Prosseguindo o processo, veio a ser proferida sentença que julgou a acção parcialmente procedente e, em consequência, declarou que o contrato de trabalho do autor, a partir de 1 de Maio de 2020, se transmitiu para a ré C..., Lda, e declarou ilícito o despedimento do autor promovido pela mesma ré e condenou-a a pagar ao autor: a) as retribuições que deixou de auferir desde 01.05.20 até ao trânsito em julgado da sentença, deduzidas dos rendimentos ou subsídios de desemprego que tenha auferido e não auferiria se não fosse o despedimento, devendo o empregador entregar essa quantia à segurança social, bem como das retribuições relativas ao período decorrido desde o despedimento até 30 dias antes da propositura da acção, a determinar em liquidação de sentença, acrescidas dos juros de mora, à taxa legal de 4%, desde a data da citação e até efectivo e integral pagamento, quanto às importâncias já vencidas até essa altura e desde o final de cada um dos meses subsequentes até integral pagamento, em relação às demais que se foram vencendo; b) uma indemnização, em substituição da reintegração, fixada em 30 dias de retribuição por cada ano ou fracção de antiguidade, desde a data de celebração do contrato, até ao trânsito em julgado da sentença e respetivos juros de mora vencidos e vincendos à taxa legal de 4%, desde a data do trânsito em julgado da decisão até integral pagamento.
Absolveu a ré C..., Lda do demais peticionado pelo autor e absolveu também a ré S..., S.A de todos os pedidos formulados.
É desta sentença que, inconformada, a ré C..., Lda veio apelar.

- Dados fornecidos:

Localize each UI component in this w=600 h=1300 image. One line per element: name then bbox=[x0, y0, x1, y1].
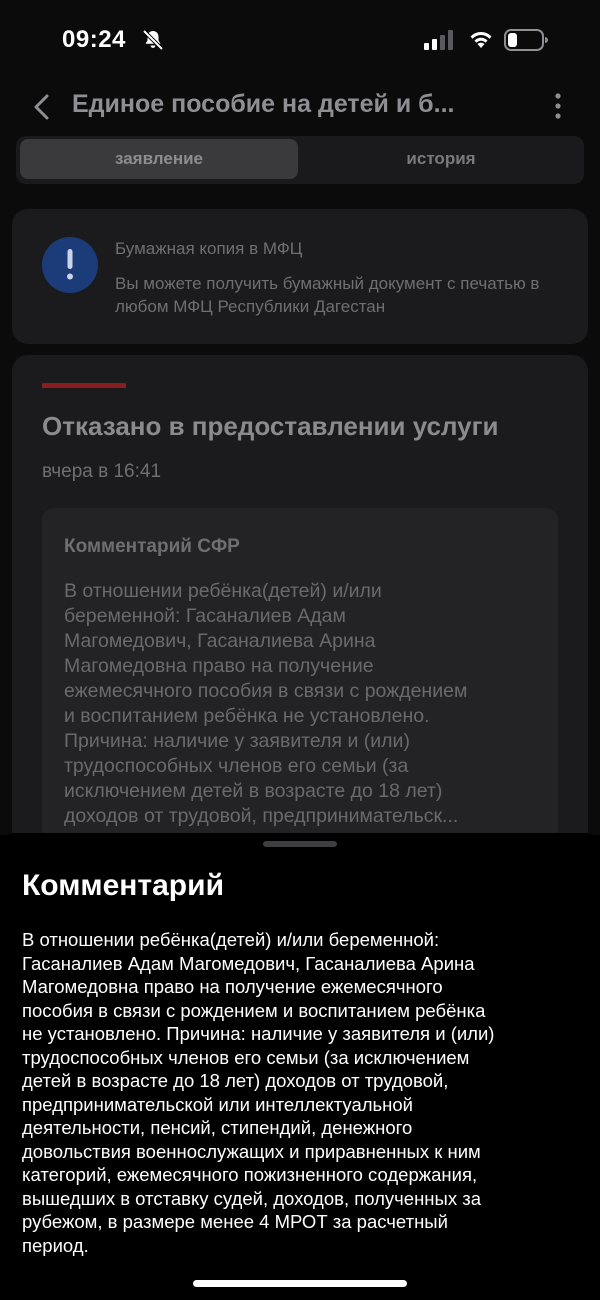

- Problema proposto 1: Indique se cada afirmação concorda com o excerto sobre a sentença, respondendo sim ou não e citando as palavras do texto que o decidem: (a) a ré S..., S.A foi absolvida de todos os pedidos; (b) a sentença ordenou a reintegração do autor; (c) os juros de mora foram fixados à taxa legal de 5%.
- Problema proposto 2: Copie do excerto sobre a sentença o trecho que começa nas palavras "Absolveu a ré" e termina depois das palavras "Lda veio apelar.".
- Problema proposto 3: Escreva o que se segue ao excerto sobre a sentença, a partir do ponto em que ele termina.
Os dados não têm qualquer relação com o excerto sobre a sentença.

- Resultado 1:
(a) Sim: «absolveu também a ré S..., S.A de todos os pedidos formulados».
(b) Não: «uma indemnização, em substituição da reintegração».
(c) Não: «à taxa legal de 4%».

- Resultado 2:
Absolveu a ré C..., Lda do demais peticionado pelo autor e absolveu também a ré S..., S.A de todos os pedidos formulados.
É desta sentença que, inconformada, a ré C..., Lda veio apelar.

- Resultado 3:
Alegando, concluiu:
«I. Vem o presente recurso interposto da douta sentença de fls. proferida pela Meritíssima Juiz do Juiz ... do Juízo do Trabalho ... que decidiu pela transmissão do contrato do Autor para a Ré C..., Lda, e ao pagamento ao Autor das: a) retribuições que deixou de auferir desde 01/05/20, até ao trânsito em julgado da presente sentença, deduzidas dos rendimentos ou subsídios de desemprego que tenha auferido e não auferiria, se não fosse o despedimento, devendo o empregador entregar essa quantia à segurança social, bem como das retribuições relativa ao período decorrido, desde o despedimento, até 30 dias antes da propositura da ação, a determinar em liquidação de sentença, acrescidas dos juros de mora, à taxa legal de 4%, desde a data da citação e até efetivo e integral pagamento, quanto às importâncias já vencidas até essa altura, e desde o final de cada um dos meses subsequentes, até efetivo e integral pagamento, em relação às demais que se foram vencendo; b) Uma indemnização, em substituição da reintegração, que fixo em 30 (trinta) dias de retribuição por cada ano ou fração de antiguidade, desde a data de celebração do contrato, até ao trânsito em julgado desta sentença, que nesta data perfaz a quantia de € 15.439,00 – quinze mil, quatrocentos e trinta e nove euros - e respetivos juros de mora vencidos e vincendos à taxa legal de 4%, desde a data do trânsito em julgado da presente decisão, até efetivo e integral pagamento.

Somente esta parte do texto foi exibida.